((

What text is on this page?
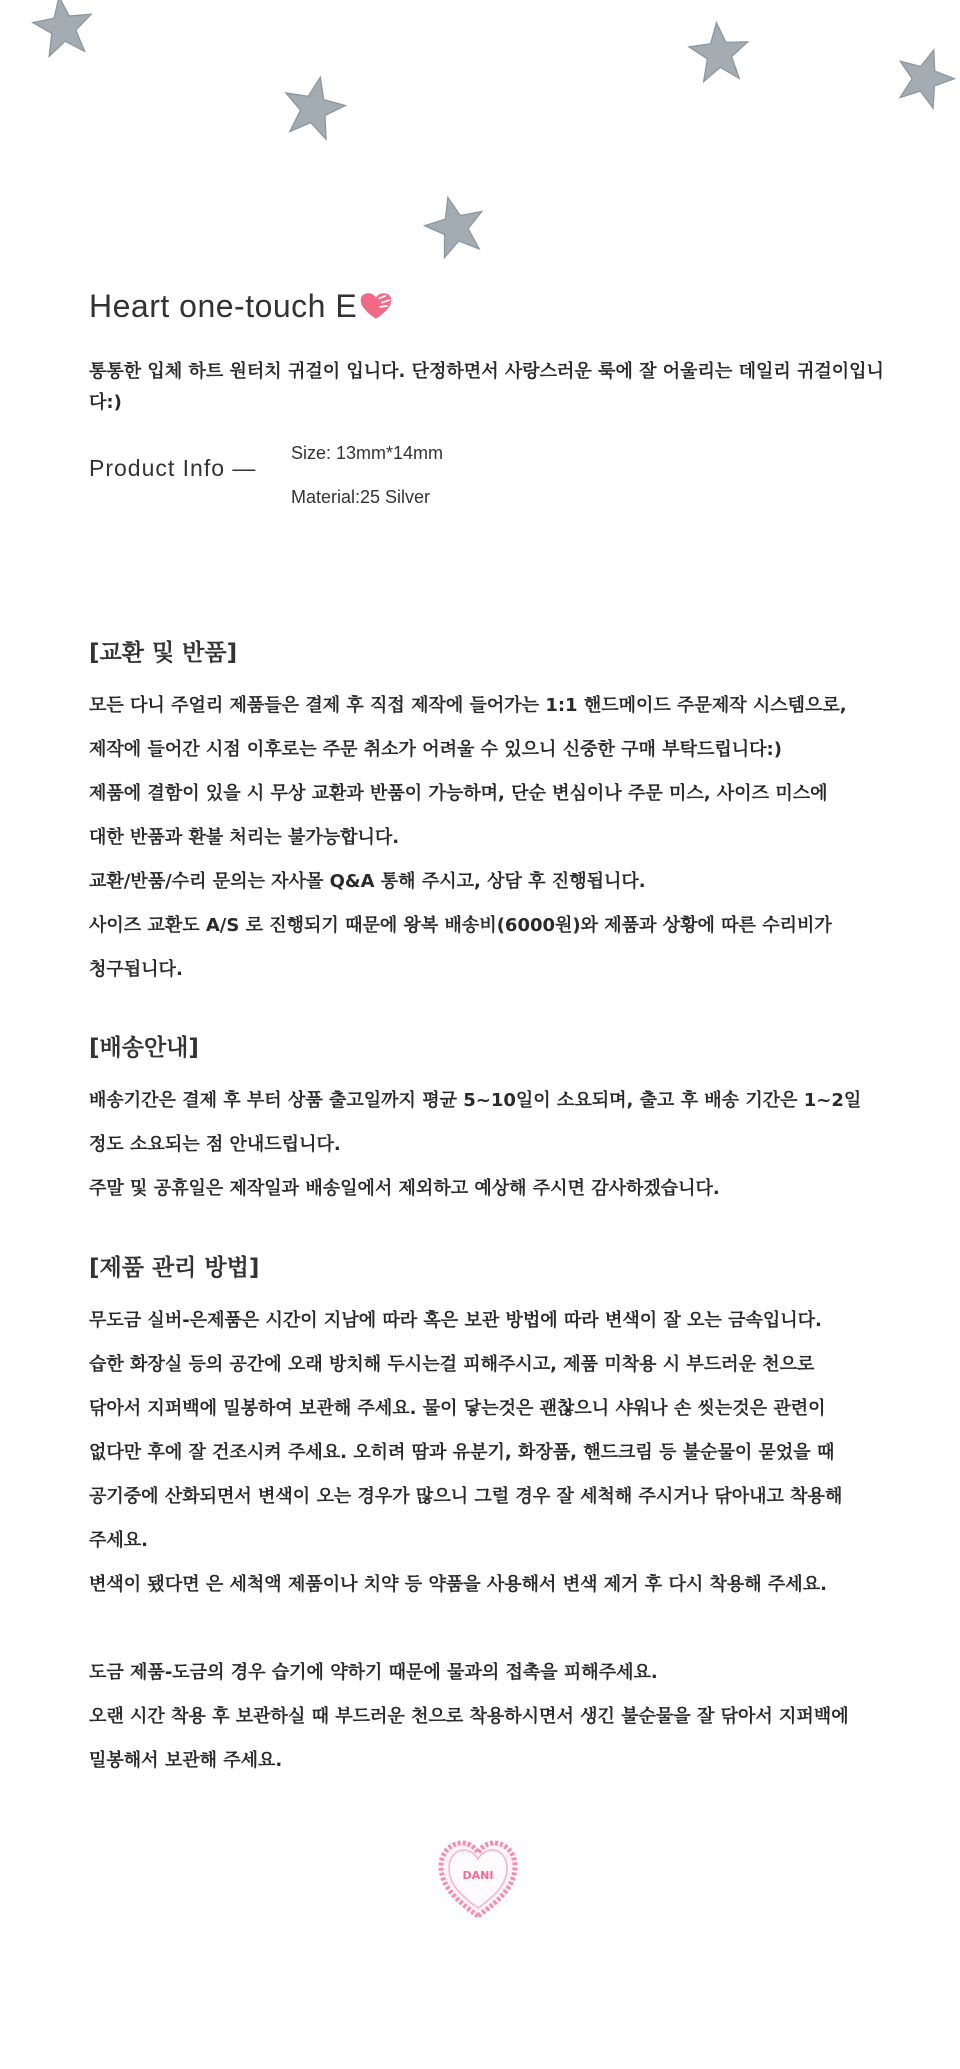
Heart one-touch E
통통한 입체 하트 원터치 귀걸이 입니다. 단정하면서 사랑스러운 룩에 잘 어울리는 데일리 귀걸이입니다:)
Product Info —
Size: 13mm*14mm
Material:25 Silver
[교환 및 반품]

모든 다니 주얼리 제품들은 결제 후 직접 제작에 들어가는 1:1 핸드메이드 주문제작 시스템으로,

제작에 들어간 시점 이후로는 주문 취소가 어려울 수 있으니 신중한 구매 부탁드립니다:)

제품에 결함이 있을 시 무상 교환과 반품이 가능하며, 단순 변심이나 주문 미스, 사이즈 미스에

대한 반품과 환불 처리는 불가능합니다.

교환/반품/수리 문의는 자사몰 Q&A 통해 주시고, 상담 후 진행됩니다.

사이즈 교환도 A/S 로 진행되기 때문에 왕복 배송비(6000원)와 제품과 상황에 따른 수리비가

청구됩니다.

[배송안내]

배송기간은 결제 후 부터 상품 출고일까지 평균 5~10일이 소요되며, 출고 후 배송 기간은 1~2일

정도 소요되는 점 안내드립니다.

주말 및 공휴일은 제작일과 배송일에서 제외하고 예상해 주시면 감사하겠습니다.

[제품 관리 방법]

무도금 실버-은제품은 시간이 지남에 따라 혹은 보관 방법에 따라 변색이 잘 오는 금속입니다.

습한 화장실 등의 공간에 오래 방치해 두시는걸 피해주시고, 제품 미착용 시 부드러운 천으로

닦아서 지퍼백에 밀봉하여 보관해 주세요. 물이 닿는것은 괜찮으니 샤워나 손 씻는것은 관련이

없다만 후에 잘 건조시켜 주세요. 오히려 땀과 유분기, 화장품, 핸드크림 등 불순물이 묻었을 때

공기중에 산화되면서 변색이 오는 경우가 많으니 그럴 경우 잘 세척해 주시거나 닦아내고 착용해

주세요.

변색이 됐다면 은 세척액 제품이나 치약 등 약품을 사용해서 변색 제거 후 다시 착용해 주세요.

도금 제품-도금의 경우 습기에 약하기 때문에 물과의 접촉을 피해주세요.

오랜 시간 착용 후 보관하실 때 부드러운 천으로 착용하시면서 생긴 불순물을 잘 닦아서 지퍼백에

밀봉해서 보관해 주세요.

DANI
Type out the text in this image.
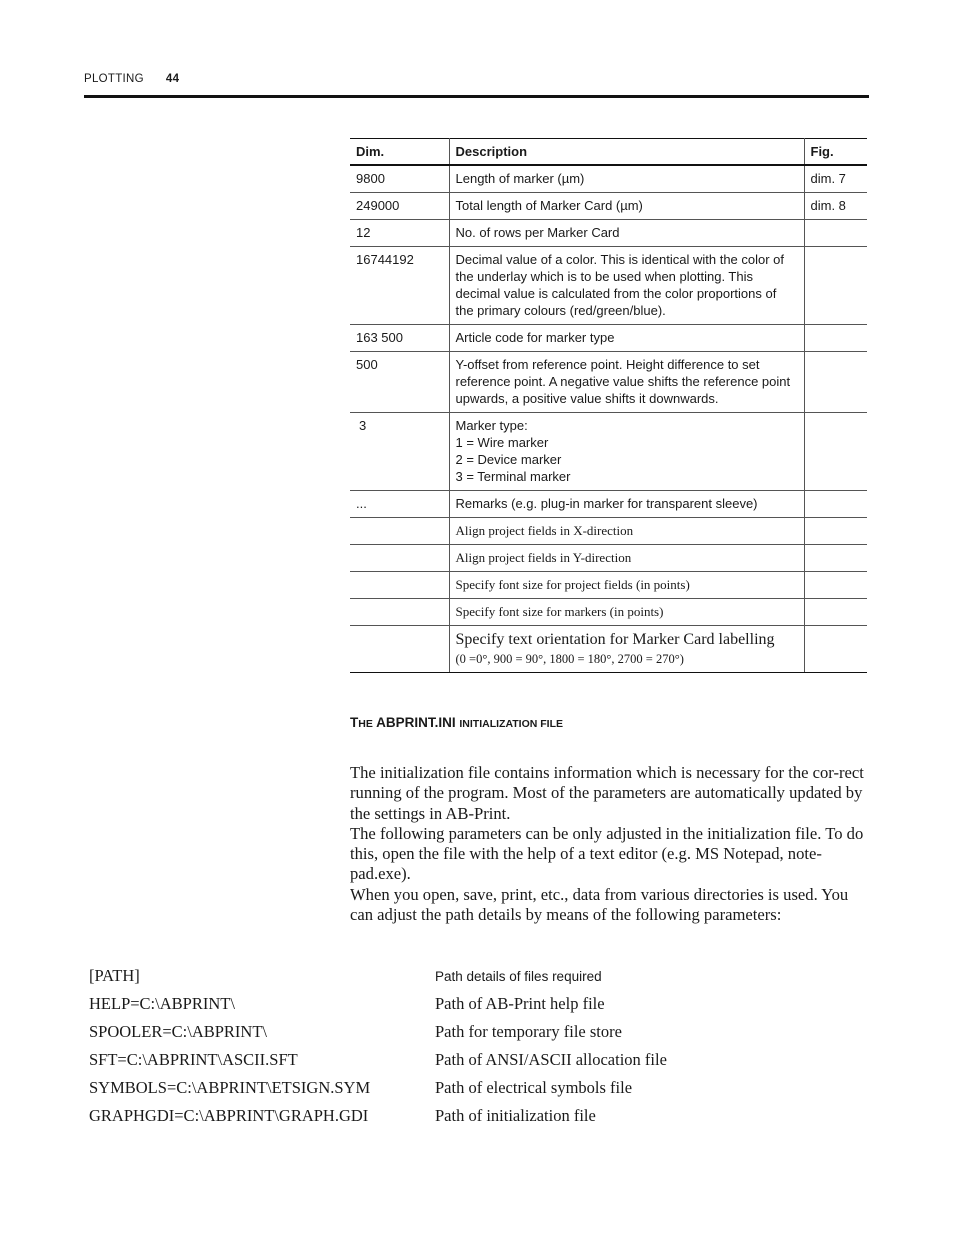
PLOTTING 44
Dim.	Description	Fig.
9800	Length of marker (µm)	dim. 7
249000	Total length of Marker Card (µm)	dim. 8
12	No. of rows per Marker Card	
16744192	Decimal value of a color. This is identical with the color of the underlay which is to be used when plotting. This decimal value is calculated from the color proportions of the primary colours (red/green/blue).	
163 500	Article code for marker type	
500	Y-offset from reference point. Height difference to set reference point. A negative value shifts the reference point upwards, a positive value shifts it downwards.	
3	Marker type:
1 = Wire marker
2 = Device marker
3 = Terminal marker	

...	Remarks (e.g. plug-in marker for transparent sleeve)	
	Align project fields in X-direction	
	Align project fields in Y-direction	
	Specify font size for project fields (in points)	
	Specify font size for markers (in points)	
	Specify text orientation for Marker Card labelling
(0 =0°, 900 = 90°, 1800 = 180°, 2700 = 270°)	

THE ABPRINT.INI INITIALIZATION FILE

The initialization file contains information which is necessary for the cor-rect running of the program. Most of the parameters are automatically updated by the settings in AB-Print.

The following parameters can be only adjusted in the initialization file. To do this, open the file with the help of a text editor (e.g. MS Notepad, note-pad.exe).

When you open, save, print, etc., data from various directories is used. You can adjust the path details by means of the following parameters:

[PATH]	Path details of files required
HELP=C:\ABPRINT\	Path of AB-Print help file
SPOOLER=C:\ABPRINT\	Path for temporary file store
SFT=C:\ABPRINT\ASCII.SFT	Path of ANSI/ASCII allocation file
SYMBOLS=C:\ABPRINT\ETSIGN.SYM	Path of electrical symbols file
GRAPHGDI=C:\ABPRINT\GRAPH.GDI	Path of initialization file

))

**EXERCISE DESCRIPTION:**
Copy each line above precisely, dropping the pictures.

**OUTPUT FOR THIS EXERCISE:**
What text is on this page?
Heart one-touch E
통통한 입체 하트 원터치 귀걸이 입니다. 단정하면서 사랑스러운 룩에 잘 어울리는 데일리 귀걸이입니다:)
Product Info —
Size: 13mm*14mm
Material:25 Silver
[교환 및 반품]

모든 다니 주얼리 제품들은 결제 후 직접 제작에 들어가는 1:1 핸드메이드 주문제작 시스템으로,

제작에 들어간 시점 이후로는 주문 취소가 어려울 수 있으니 신중한 구매 부탁드립니다:)

제품에 결함이 있을 시 무상 교환과 반품이 가능하며, 단순 변심이나 주문 미스, 사이즈 미스에

대한 반품과 환불 처리는 불가능합니다.

교환/반품/수리 문의는 자사몰 Q&A 통해 주시고, 상담 후 진행됩니다.

사이즈 교환도 A/S 로 진행되기 때문에 왕복 배송비(6000원)와 제품과 상황에 따른 수리비가

청구됩니다.

[배송안내]

배송기간은 결제 후 부터 상품 출고일까지 평균 5~10일이 소요되며, 출고 후 배송 기간은 1~2일

정도 소요되는 점 안내드립니다.

주말 및 공휴일은 제작일과 배송일에서 제외하고 예상해 주시면 감사하겠습니다.

[제품 관리 방법]

무도금 실버-은제품은 시간이 지남에 따라 혹은 보관 방법에 따라 변색이 잘 오는 금속입니다.

습한 화장실 등의 공간에 오래 방치해 두시는걸 피해주시고, 제품 미착용 시 부드러운 천으로

닦아서 지퍼백에 밀봉하여 보관해 주세요. 물이 닿는것은 괜찮으니 샤워나 손 씻는것은 관련이

없다만 후에 잘 건조시켜 주세요. 오히려 땀과 유분기, 화장품, 핸드크림 등 불순물이 묻었을 때

공기중에 산화되면서 변색이 오는 경우가 많으니 그럴 경우 잘 세척해 주시거나 닦아내고 착용해

주세요.

변색이 됐다면 은 세척액 제품이나 치약 등 약품을 사용해서 변색 제거 후 다시 착용해 주세요.

도금 제품-도금의 경우 습기에 약하기 때문에 물과의 접촉을 피해주세요.

오랜 시간 착용 후 보관하실 때 부드러운 천으로 착용하시면서 생긴 불순물을 잘 닦아서 지퍼백에

밀봉해서 보관해 주세요.

DANI
Type out the text in this image.
PLOTTING 44
Dim.	Description	Fig.
9800	Length of marker (µm)	dim. 7
249000	Total length of Marker Card (µm)	dim. 8
12	No. of rows per Marker Card	
16744192	Decimal value of a color. This is identical with the color of the underlay which is to be used when plotting. This decimal value is calculated from the color proportions of the primary colours (red/green/blue).	
163 500	Article code for marker type	
500	Y-offset from reference point. Height difference to set reference point. A negative value shifts the reference point upwards, a positive value shifts it downwards.	
3	Marker type:
1 = Wire marker
2 = Device marker
3 = Terminal marker	

...	Remarks (e.g. plug-in marker for transparent sleeve)	
	Align project fields in X-direction	
	Align project fields in Y-direction	
	Specify font size for project fields (in points)	
	Specify font size for markers (in points)	
	Specify text orientation for Marker Card labelling
(0 =0°, 900 = 90°, 1800 = 180°, 2700 = 270°)	

THE ABPRINT.INI INITIALIZATION FILE

The initialization file contains information which is necessary for the cor-rect running of the program. Most of the parameters are automatically updated by the settings in AB-Print.

The following parameters can be only adjusted in the initialization file. To do this, open the file with the help of a text editor (e.g. MS Notepad, note-pad.exe).

When you open, save, print, etc., data from various directories is used. You can adjust the path details by means of the following parameters:

[PATH]	Path details of files required
HELP=C:\ABPRINT\	Path of AB-Print help file
SPOOLER=C:\ABPRINT\	Path for temporary file store
SFT=C:\ABPRINT\ASCII.SFT	Path of ANSI/ASCII allocation file
SYMBOLS=C:\ABPRINT\ETSIGN.SYM	Path of electrical symbols file
GRAPHGDI=C:\ABPRINT\GRAPH.GDI	Path of initialization file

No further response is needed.